• Exercise instructions
Restate the data word for word and leave the images out.
#### Data section
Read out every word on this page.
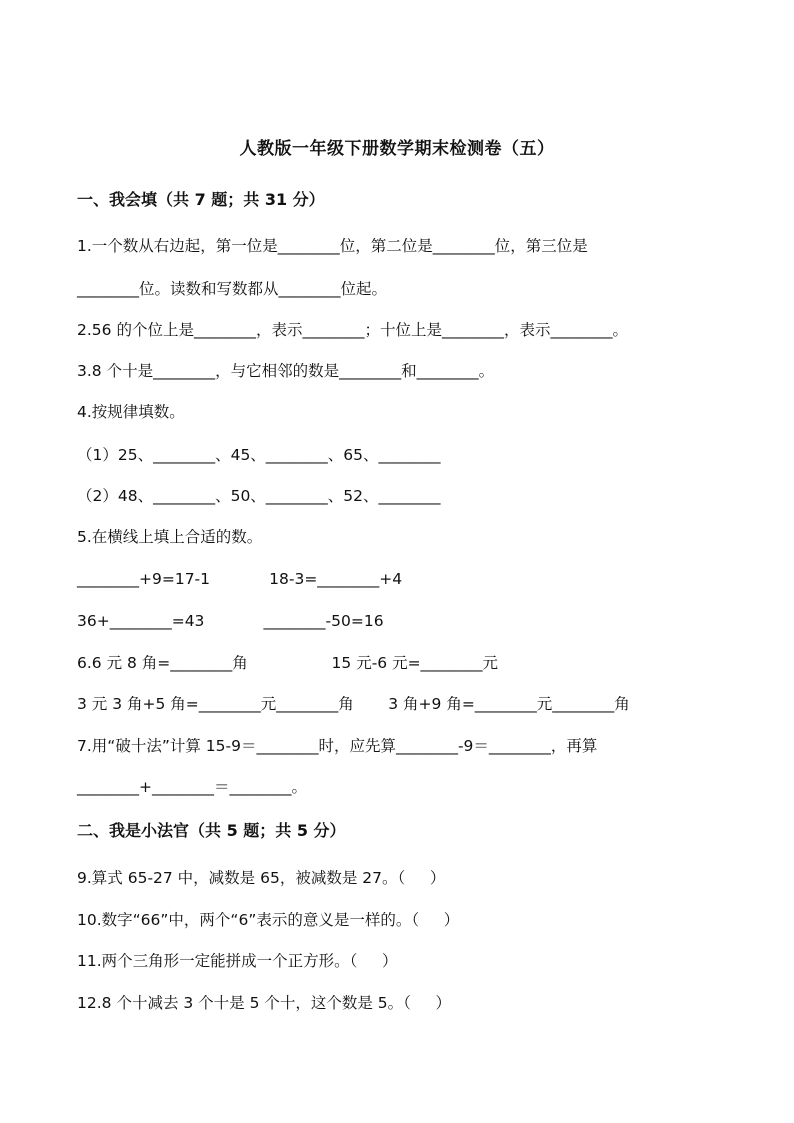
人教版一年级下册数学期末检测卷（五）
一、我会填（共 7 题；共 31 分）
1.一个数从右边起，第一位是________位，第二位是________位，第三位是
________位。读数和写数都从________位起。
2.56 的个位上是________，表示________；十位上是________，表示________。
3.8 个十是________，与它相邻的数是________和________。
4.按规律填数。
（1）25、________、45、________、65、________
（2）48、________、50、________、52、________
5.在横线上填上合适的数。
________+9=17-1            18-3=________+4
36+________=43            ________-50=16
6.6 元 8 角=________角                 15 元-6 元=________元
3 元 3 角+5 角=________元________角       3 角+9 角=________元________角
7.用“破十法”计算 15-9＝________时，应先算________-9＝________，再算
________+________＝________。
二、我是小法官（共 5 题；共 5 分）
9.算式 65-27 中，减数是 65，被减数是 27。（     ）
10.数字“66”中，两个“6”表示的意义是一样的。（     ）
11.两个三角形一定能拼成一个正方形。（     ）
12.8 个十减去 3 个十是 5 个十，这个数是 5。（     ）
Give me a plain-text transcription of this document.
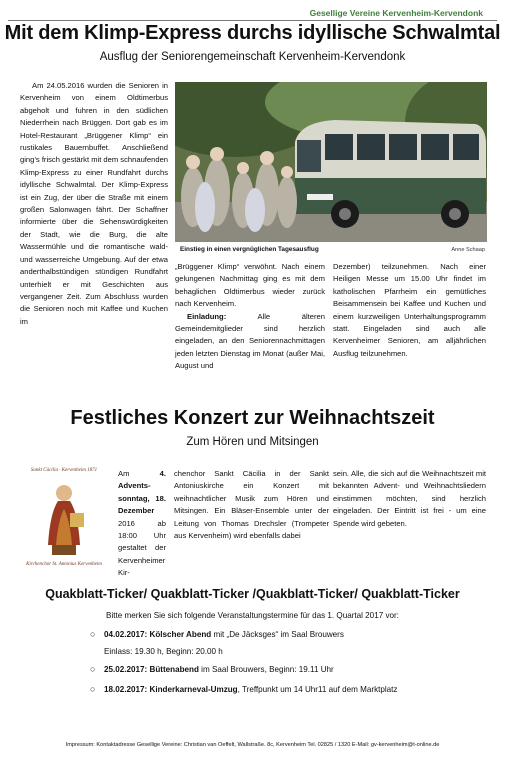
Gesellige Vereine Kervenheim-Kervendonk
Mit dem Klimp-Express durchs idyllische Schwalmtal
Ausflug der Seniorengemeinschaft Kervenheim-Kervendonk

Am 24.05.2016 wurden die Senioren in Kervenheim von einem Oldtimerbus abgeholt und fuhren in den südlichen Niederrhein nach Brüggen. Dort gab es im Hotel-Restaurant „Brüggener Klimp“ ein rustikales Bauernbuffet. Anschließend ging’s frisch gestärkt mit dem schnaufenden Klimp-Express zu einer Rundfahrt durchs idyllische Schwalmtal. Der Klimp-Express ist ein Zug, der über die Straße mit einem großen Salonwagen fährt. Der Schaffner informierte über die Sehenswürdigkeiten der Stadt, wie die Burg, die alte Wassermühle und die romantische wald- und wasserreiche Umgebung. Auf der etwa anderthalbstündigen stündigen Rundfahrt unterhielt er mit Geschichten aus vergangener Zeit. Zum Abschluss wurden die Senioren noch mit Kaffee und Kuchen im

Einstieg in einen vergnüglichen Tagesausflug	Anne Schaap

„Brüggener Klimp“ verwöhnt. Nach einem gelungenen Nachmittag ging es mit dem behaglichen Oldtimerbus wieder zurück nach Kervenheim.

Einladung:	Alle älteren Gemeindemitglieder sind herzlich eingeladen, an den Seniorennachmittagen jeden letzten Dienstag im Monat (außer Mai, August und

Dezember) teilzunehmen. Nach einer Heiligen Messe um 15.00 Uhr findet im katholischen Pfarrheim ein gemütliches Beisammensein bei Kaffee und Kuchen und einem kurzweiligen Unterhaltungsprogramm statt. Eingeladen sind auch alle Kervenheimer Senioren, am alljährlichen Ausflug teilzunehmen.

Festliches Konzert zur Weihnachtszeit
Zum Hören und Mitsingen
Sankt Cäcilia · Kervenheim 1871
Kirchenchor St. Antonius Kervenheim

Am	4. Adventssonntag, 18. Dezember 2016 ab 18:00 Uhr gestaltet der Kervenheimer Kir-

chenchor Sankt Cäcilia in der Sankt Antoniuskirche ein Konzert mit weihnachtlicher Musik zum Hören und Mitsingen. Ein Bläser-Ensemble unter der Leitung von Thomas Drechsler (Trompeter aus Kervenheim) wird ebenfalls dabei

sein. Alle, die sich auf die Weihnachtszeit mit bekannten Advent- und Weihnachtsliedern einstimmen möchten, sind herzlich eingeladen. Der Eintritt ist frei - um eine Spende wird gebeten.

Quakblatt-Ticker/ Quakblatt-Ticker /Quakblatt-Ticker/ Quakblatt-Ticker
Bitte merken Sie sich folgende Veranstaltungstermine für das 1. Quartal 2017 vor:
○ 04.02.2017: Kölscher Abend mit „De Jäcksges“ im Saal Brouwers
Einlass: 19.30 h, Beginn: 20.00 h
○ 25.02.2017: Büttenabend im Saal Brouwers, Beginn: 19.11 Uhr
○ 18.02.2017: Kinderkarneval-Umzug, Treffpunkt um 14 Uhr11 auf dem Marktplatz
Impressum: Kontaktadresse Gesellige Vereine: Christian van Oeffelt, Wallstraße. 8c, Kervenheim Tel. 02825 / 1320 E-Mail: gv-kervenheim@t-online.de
########
• Complete output
Read out every word on this page.
人教版一年级下册数学期末检测卷（五）
一、我会填（共 7 题；共 31 分）
1.一个数从右边起，第一位是________位，第二位是________位，第三位是
________位。读数和写数都从________位起。
2.56 的个位上是________，表示________；十位上是________，表示________。
3.8 个十是________，与它相邻的数是________和________。
4.按规律填数。
（1）25、________、45、________、65、________
（2）48、________、50、________、52、________
5.在横线上填上合适的数。
________+9=17-1            18-3=________+4
36+________=43            ________-50=16
6.6 元 8 角=________角                 15 元-6 元=________元
3 元 3 角+5 角=________元________角       3 角+9 角=________元________角
7.用“破十法”计算 15-9＝________时，应先算________-9＝________，再算
________+________＝________。
二、我是小法官（共 5 题；共 5 分）
9.算式 65-27 中，减数是 65，被减数是 27。（     ）
10.数字“66”中，两个“6”表示的意义是一样的。（     ）
11.两个三角形一定能拼成一个正方形。（     ）
12.8 个十减去 3 个十是 5 个十，这个数是 5。（     ）
Give me a plain-text transcription of this document.
Gesellige Vereine Kervenheim-Kervendonk
Mit dem Klimp-Express durchs idyllische Schwalmtal
Ausflug der Seniorengemeinschaft Kervenheim-Kervendonk

Am 24.05.2016 wurden die Senioren in Kervenheim von einem Oldtimerbus abgeholt und fuhren in den südlichen Niederrhein nach Brüggen. Dort gab es im Hotel-Restaurant „Brüggener Klimp“ ein rustikales Bauernbuffet. Anschließend ging’s frisch gestärkt mit dem schnaufenden Klimp-Express zu einer Rundfahrt durchs idyllische Schwalmtal. Der Klimp-Express ist ein Zug, der über die Straße mit einem großen Salonwagen fährt. Der Schaffner informierte über die Sehenswürdigkeiten der Stadt, wie die Burg, die alte Wassermühle und die romantische wald- und wasserreiche Umgebung. Auf der etwa anderthalbstündigen stündigen Rundfahrt unterhielt er mit Geschichten aus vergangener Zeit. Zum Abschluss wurden die Senioren noch mit Kaffee und Kuchen im

Einstieg in einen vergnüglichen Tagesausflug	Anne Schaap

„Brüggener Klimp“ verwöhnt. Nach einem gelungenen Nachmittag ging es mit dem behaglichen Oldtimerbus wieder zurück nach Kervenheim.

Einladung:	Alle älteren Gemeindemitglieder sind herzlich eingeladen, an den Seniorennachmittagen jeden letzten Dienstag im Monat (außer Mai, August und

Dezember) teilzunehmen. Nach einer Heiligen Messe um 15.00 Uhr findet im katholischen Pfarrheim ein gemütliches Beisammensein bei Kaffee und Kuchen und einem kurzweiligen Unterhaltungsprogramm statt. Eingeladen sind auch alle Kervenheimer Senioren, am alljährlichen Ausflug teilzunehmen.

Festliches Konzert zur Weihnachtszeit
Zum Hören und Mitsingen
Sankt Cäcilia · Kervenheim 1871
Kirchenchor St. Antonius Kervenheim

Am	4. Adventssonntag, 18. Dezember 2016 ab 18:00 Uhr gestaltet der Kervenheimer Kir-

chenchor Sankt Cäcilia in der Sankt Antoniuskirche ein Konzert mit weihnachtlicher Musik zum Hören und Mitsingen. Ein Bläser-Ensemble unter der Leitung von Thomas Drechsler (Trompeter aus Kervenheim) wird ebenfalls dabei

sein. Alle, die sich auf die Weihnachtszeit mit bekannten Advent- und Weihnachtsliedern einstimmen möchten, sind herzlich eingeladen. Der Eintritt ist frei - um eine Spende wird gebeten.

Quakblatt-Ticker/ Quakblatt-Ticker /Quakblatt-Ticker/ Quakblatt-Ticker
Bitte merken Sie sich folgende Veranstaltungstermine für das 1. Quartal 2017 vor:
○ 04.02.2017: Kölscher Abend mit „De Jäcksges“ im Saal Brouwers
Einlass: 19.30 h, Beginn: 20.00 h
○ 25.02.2017: Büttenabend im Saal Brouwers, Beginn: 19.11 Uhr
○ 18.02.2017: Kinderkarneval-Umzug, Treffpunkt um 14 Uhr11 auf dem Marktplatz
Impressum: Kontaktadresse Gesellige Vereine: Christian van Oeffelt, Wallstraße. 8c, Kervenheim Tel. 02825 / 1320 E-Mail: gv-kervenheim@t-online.de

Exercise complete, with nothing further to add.